Skip the images and copy each record exactly as written.

:: GIVEN RECORDS

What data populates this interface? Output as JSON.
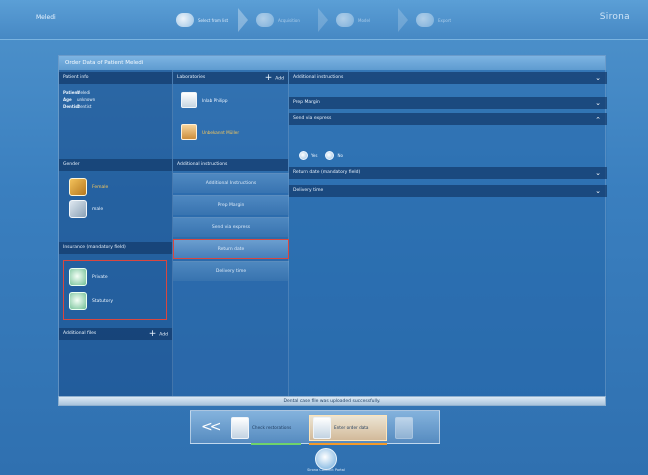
{
  "header": {
    "patient_name": "Meledi",
    "brand": "Sirona",
    "steps": [
      {
        "label": "Select from list",
        "icon": "tooth-scan-icon"
      },
      {
        "label": "Acquisition",
        "icon": "scan-icon"
      },
      {
        "label": "Model",
        "icon": "model-icon"
      },
      {
        "label": "Export",
        "icon": "export-icon"
      }
    ]
  },
  "panel": {
    "title": "Order Data of Patient Meledi",
    "patient_info": {
      "title": "Patient info",
      "rows": [
        {
          "key": "Patient",
          "value": "Meledi"
        },
        {
          "key": "Age",
          "value": "unknown"
        },
        {
          "key": "Dentist",
          "value": "Dentist"
        }
      ]
    },
    "gender": {
      "title": "Gender",
      "options": [
        {
          "label": "Female",
          "icon": "female-icon"
        },
        {
          "label": "male",
          "icon": "male-icon"
        }
      ]
    },
    "insurance": {
      "title": "Insurance   (mandatory field)",
      "options": [
        {
          "label": "Private",
          "icon": "private-insurance-icon"
        },
        {
          "label": "Statutory",
          "icon": "statutory-insurance-icon"
        }
      ]
    },
    "additional_files": {
      "title": "Additional files",
      "add_label": "Add"
    },
    "laboratories": {
      "title": "Laboratories",
      "add_label": "Add",
      "items": [
        {
          "label": "Inlab Philipp",
          "highlight": false
        },
        {
          "label": "Unbekannt Müller",
          "highlight": true
        }
      ]
    },
    "additional_instructions_menu": {
      "title": "Additional instructions",
      "items": [
        "Additional Instructions",
        "Prep Margin",
        "Send via express",
        "Return date",
        "Delivery time"
      ],
      "selected_index": 3
    },
    "details": {
      "sections": [
        {
          "label": "Additional instructions",
          "chevron": "down"
        },
        {
          "label": "Prep Margin",
          "chevron": "down"
        },
        {
          "label": "Send via express",
          "chevron": "up"
        },
        {
          "label": "Return date   (mandatory field)",
          "chevron": "down"
        },
        {
          "label": "Delivery time",
          "chevron": "down"
        }
      ],
      "express_options": [
        "Yes",
        "No"
      ]
    }
  },
  "status_message": "Dental case file was uploaded successfully.",
  "navigation": {
    "back_label": "<<",
    "steps": [
      {
        "label": "Check restorations"
      },
      {
        "label": "Enter order data"
      }
    ]
  },
  "footer": {
    "label": "Sirona Connect Portal"
  }
}
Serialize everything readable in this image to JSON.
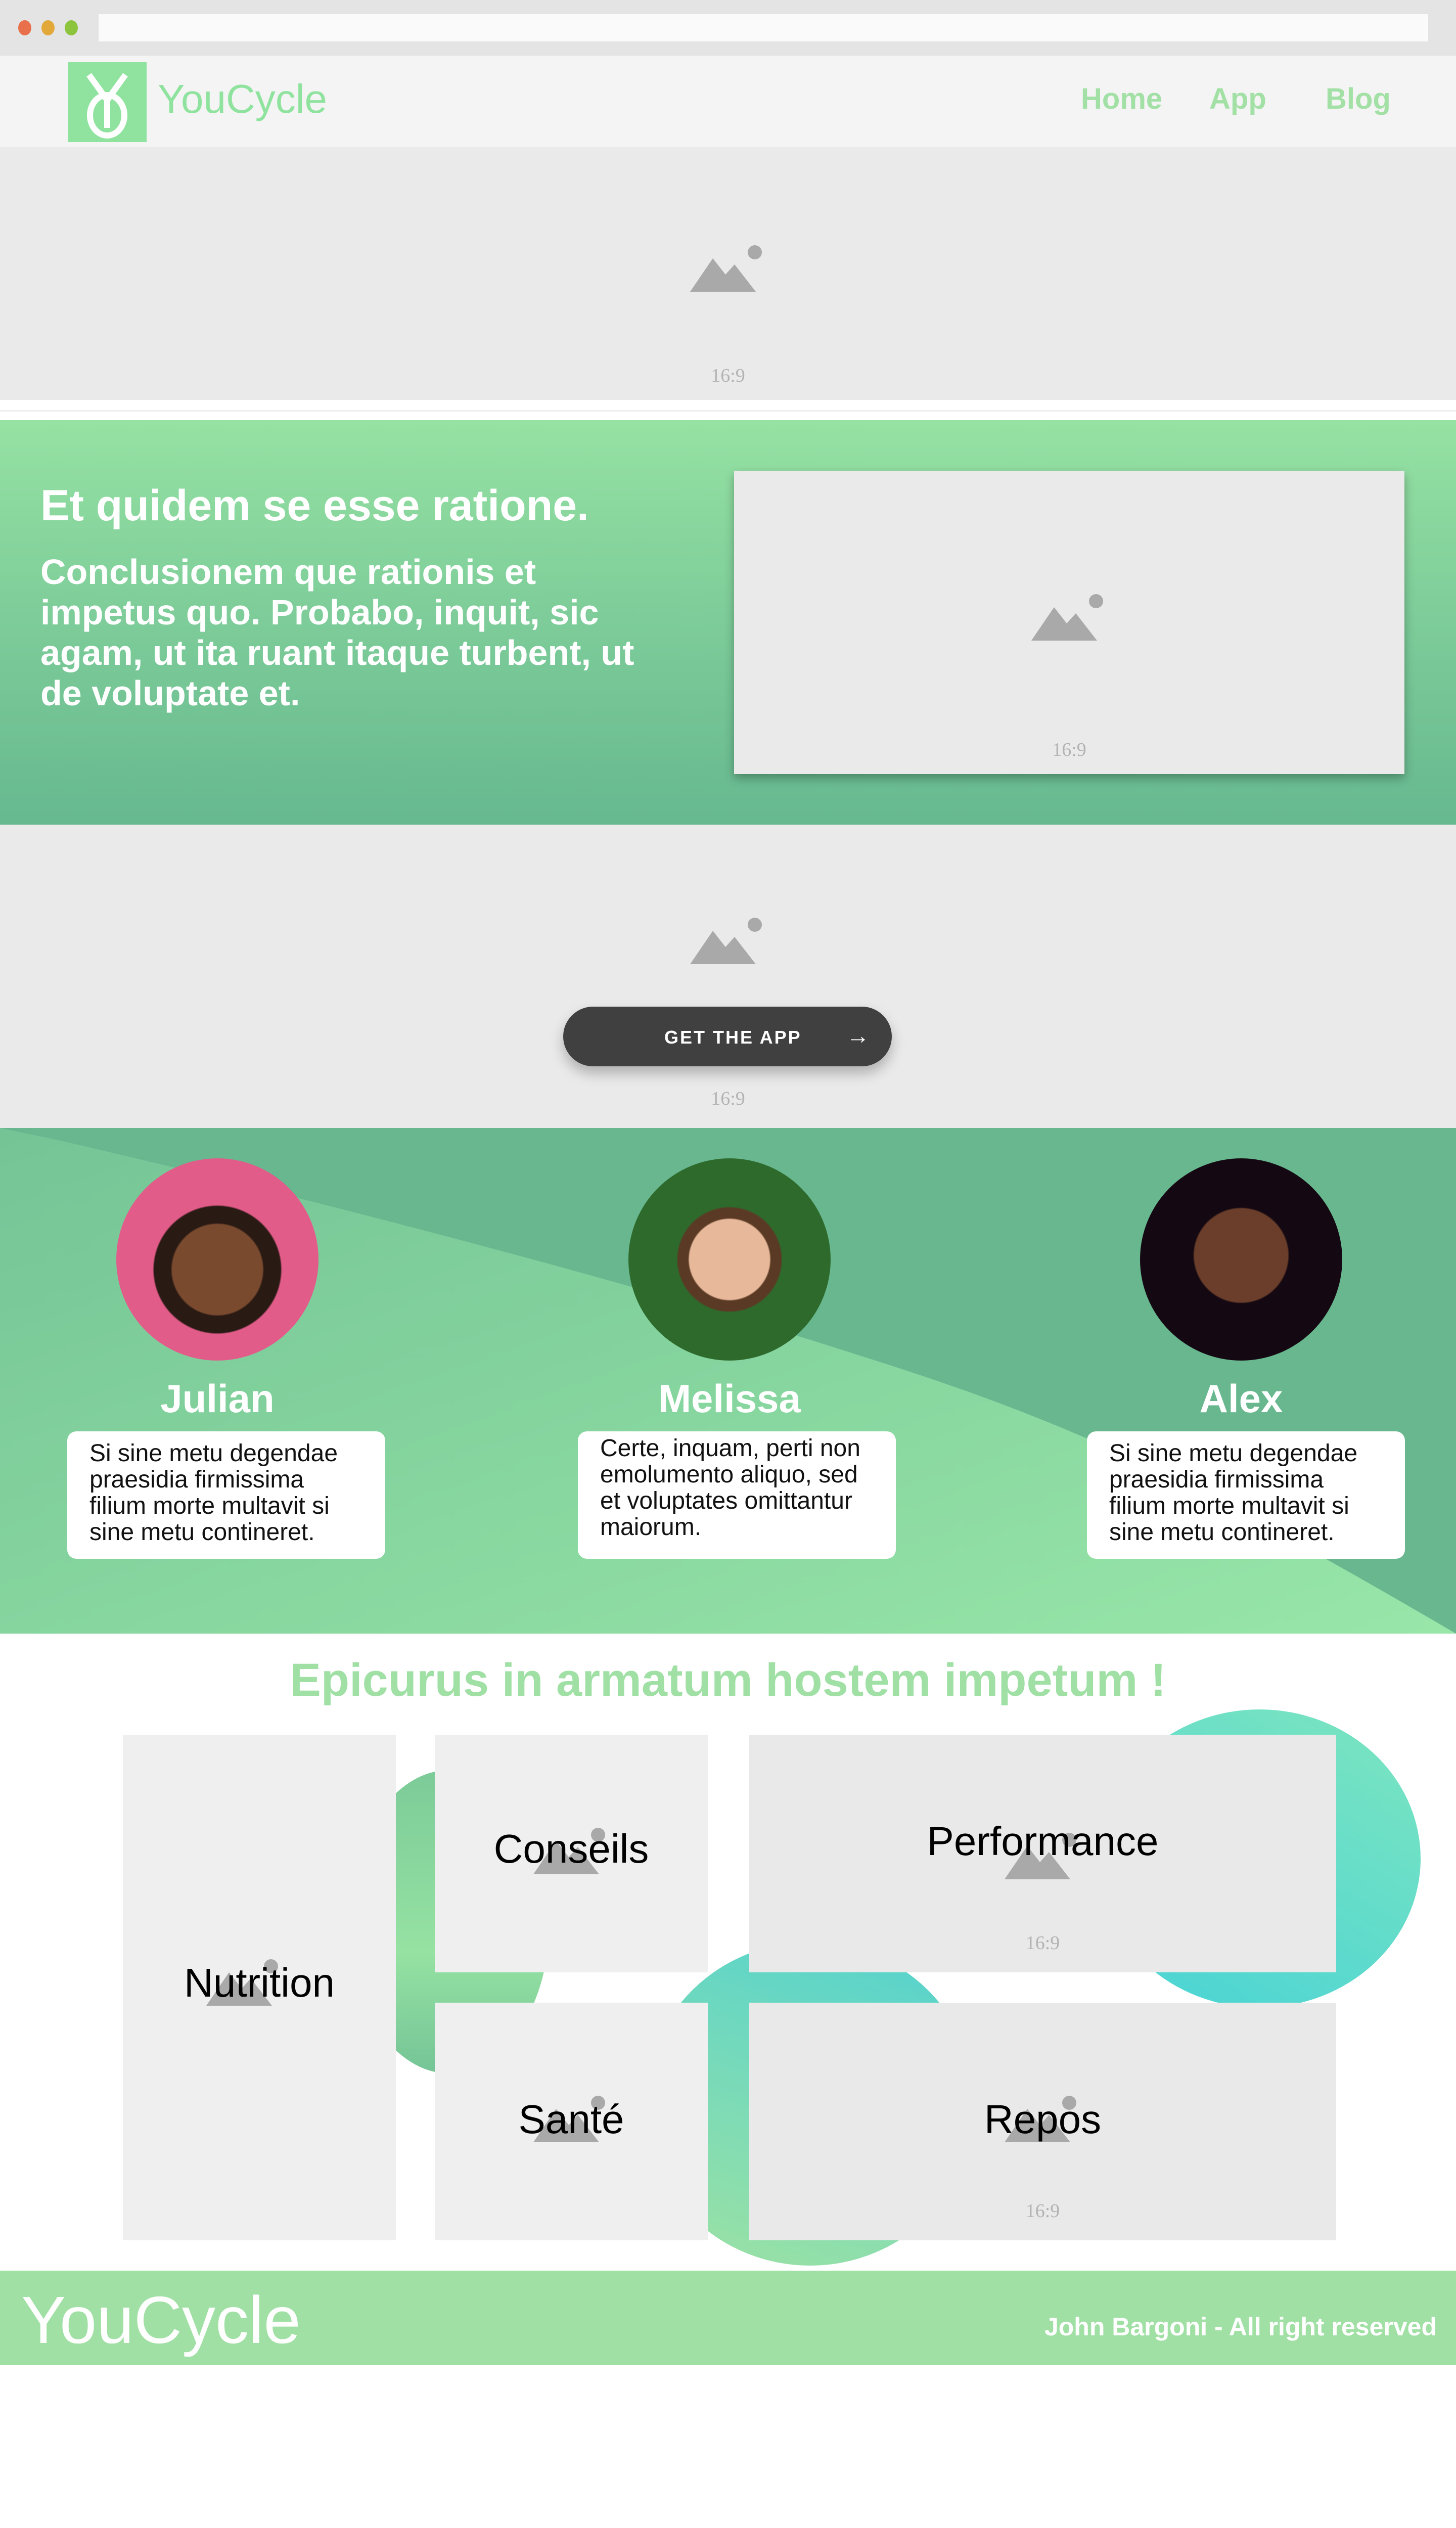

::::

-- TASK ANSWER --
What data populates this interface? Output as JSON.
{
  "header": {
    "patient_name": "Meledi",
    "brand": "Sirona",
    "steps": [
      {
        "label": "Select from list",
        "icon": "tooth-scan-icon"
      },
      {
        "label": "Acquisition",
        "icon": "scan-icon"
      },
      {
        "label": "Model",
        "icon": "model-icon"
      },
      {
        "label": "Export",
        "icon": "export-icon"
      }
    ]
  },
  "panel": {
    "title": "Order Data of Patient Meledi",
    "patient_info": {
      "title": "Patient info",
      "rows": [
        {
          "key": "Patient",
          "value": "Meledi"
        },
        {
          "key": "Age",
          "value": "unknown"
        },
        {
          "key": "Dentist",
          "value": "Dentist"
        }
      ]
    },
    "gender": {
      "title": "Gender",
      "options": [
        {
          "label": "Female",
          "icon": "female-icon"
        },
        {
          "label": "male",
          "icon": "male-icon"
        }
      ]
    },
    "insurance": {
      "title": "Insurance   (mandatory field)",
      "options": [
        {
          "label": "Private",
          "icon": "private-insurance-icon"
        },
        {
          "label": "Statutory",
          "icon": "statutory-insurance-icon"
        }
      ]
    },
    "additional_files": {
      "title": "Additional files",
      "add_label": "Add"
    },
    "laboratories": {
      "title": "Laboratories",
      "add_label": "Add",
      "items": [
        {
          "label": "Inlab Philipp",
          "highlight": false
        },
        {
          "label": "Unbekannt Müller",
          "highlight": true
        }
      ]
    },
    "additional_instructions_menu": {
      "title": "Additional instructions",
      "items": [
        "Additional Instructions",
        "Prep Margin",
        "Send via express",
        "Return date",
        "Delivery time"
      ],
      "selected_index": 3
    },
    "details": {
      "sections": [
        {
          "label": "Additional instructions",
          "chevron": "down"
        },
        {
          "label": "Prep Margin",
          "chevron": "down"
        },
        {
          "label": "Send via express",
          "chevron": "up"
        },
        {
          "label": "Return date   (mandatory field)",
          "chevron": "down"
        },
        {
          "label": "Delivery time",
          "chevron": "down"
        }
      ],
      "express_options": [
        "Yes",
        "No"
      ]
    }
  },
  "status_message": "Dental case file was uploaded successfully.",
  "navigation": {
    "back_label": "<<",
    "steps": [
      {
        "label": "Check restorations"
      },
      {
        "label": "Enter order data"
      }
    ]
  },
  "footer": {
    "label": "Sirona Connect Portal"
  }
}
Serialize everything readable in this image to JSON.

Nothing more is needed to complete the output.